Document section -
It's better to use iov here I think, and drop buf completely.

And this is better to be done in an independent patch.


>
>   struct virtio_vsock_pkt_info {
> diff --git a/net/vmw_vsock/virtio_transport.c b/net/vmw_vsock/virtio_transport.c
> index 2040a9e..3557ad3 100644
> --- a/net/vmw_vsock/virtio_transport.c
> +++ b/net/vmw_vsock/virtio_transport.c
> @@ -359,11 +359,62 @@ static bool virtio_transport_more_replies(struct virtio_vsock *vsock)
>   	return val < virtqueue_get_vring_size(vq);
>   }
>
> +static struct virtio_vsock_pkt *receive_mergeable(struct virtqueue *vq,
> +		struct virtio_vsock *vsock, unsigned int *total_len)

List of tasks -
a) In the patch review, what does the comment propose using here, with buf dropped completely?
b) List every distinct struct type name that appears in the patch review.
c) Continue the patch review from the point where it stops.
The items that follow are not needed for any of this work.

Recorded information -

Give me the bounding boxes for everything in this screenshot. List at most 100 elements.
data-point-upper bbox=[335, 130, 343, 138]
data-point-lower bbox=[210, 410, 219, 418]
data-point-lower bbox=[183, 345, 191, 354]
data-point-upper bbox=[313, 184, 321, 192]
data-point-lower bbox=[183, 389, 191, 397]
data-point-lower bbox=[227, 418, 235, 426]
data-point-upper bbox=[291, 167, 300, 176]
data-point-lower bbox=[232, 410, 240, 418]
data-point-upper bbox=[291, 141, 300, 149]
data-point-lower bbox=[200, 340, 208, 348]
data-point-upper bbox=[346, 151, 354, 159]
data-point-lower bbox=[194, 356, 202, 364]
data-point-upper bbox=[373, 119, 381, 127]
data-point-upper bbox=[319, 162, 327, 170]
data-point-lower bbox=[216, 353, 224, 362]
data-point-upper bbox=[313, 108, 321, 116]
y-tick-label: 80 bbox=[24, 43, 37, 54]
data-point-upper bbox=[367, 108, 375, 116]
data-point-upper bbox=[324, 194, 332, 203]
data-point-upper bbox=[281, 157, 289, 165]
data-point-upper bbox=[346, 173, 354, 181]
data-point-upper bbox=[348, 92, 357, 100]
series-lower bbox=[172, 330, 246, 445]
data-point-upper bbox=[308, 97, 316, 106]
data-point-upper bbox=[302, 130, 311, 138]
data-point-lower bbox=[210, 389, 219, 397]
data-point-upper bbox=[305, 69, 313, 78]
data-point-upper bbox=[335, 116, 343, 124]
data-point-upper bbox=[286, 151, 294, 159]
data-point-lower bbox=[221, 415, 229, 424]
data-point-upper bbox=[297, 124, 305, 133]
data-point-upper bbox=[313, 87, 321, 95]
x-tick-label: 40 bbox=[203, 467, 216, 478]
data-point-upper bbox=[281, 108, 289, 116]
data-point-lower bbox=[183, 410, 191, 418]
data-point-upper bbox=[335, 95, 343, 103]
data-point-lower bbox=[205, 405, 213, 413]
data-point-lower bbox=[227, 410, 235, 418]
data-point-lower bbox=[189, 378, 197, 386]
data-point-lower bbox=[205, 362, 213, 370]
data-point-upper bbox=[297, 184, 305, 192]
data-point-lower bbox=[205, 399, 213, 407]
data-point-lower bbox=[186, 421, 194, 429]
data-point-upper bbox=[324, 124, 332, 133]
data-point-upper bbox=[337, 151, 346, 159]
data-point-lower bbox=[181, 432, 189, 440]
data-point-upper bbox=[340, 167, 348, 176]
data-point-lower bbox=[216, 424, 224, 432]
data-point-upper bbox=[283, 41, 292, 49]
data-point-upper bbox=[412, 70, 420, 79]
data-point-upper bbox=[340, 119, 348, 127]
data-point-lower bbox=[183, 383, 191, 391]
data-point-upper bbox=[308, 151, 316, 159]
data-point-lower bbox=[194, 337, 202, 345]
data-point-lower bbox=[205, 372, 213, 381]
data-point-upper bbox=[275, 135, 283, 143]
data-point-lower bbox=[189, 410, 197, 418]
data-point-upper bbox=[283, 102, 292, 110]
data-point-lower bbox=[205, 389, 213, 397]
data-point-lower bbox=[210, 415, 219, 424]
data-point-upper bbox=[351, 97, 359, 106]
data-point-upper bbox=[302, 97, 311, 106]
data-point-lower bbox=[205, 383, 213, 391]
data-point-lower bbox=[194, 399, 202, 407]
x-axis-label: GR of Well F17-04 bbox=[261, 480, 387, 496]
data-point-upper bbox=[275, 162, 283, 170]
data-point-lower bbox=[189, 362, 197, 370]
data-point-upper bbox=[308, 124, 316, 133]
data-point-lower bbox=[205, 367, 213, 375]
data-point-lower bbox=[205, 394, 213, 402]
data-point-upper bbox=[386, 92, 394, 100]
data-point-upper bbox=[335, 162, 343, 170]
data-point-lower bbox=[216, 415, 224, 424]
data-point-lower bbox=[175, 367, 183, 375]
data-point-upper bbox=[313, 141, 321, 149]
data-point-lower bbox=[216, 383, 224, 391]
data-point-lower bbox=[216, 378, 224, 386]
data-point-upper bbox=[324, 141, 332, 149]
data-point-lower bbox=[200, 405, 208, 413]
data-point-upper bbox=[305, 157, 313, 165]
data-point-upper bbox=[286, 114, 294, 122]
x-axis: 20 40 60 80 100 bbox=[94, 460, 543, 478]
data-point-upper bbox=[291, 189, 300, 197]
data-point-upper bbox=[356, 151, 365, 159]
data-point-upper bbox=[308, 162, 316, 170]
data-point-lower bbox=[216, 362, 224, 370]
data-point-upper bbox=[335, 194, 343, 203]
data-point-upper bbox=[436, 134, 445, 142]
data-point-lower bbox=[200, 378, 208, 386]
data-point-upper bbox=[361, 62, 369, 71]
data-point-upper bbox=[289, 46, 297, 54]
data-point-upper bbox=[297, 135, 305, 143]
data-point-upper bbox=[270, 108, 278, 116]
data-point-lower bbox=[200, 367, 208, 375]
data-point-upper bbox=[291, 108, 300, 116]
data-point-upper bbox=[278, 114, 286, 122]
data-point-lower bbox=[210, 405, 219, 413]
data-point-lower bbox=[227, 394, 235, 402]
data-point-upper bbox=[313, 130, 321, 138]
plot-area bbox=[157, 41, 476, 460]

Outputs in order -
a) iov

b) virtio_vsock_pkt_info, virtio_vsock, virtio_vsock_pkt, virtqueue

c)
> +{
> +	struct virtio_vsock_pkt *pkt;
> +	u16 num_buf;
> +	void *page;
> +	unsigned int len;
> +	int i = 0;
> +
> +	page = virtqueue_get_buf(vq, &len);
> +	if (!page)
> +		return NULL;
> +
> +	*total_len = len;
> +	vsock->rx_buf_nr--;
> +
> +	pkt = page;
> +	num_buf = le16_to_cpu(pkt->mrg_rxbuf_hdr.num_buffers);
> +	if (!num_buf || num_buf > VIRTIO_VSOCK_MAX_MRG_BUF_NUM)
> +		goto err;
> +
> +	pkt->mergeable = true;
> +	if (!le32_to_cpu(pkt->hdr.len))
> +		return pkt;
> +
> +	len -= sizeof(struct virtio_vsock_pkt);
> +	pkt->mrg_rxbuf[i].buf = page + sizeof(struct virtio_vsock_pkt);
> +	pkt->mrg_rxbuf[i].len = len;
> +	i++;
> +
> +	while (--num_buf) {
> +		page = virtqueue_get_buf(vq, &len);
> +		if (!page)
> +			goto err;
> +
> +		*total_len += len;
> +		vsock->rx_buf_nr--;
> +
> +		pkt->mrg_rxbuf[i].buf = page;
> +		pkt->mrg_rxbuf[i].len = len;
> +		i++;
> +	}
> +
> +	return pkt;
> +err:
> +	virtio_transport_free_pkt(pkt);
> +	return NULL;
> +}


Similar logic could be found at virtio-net driver.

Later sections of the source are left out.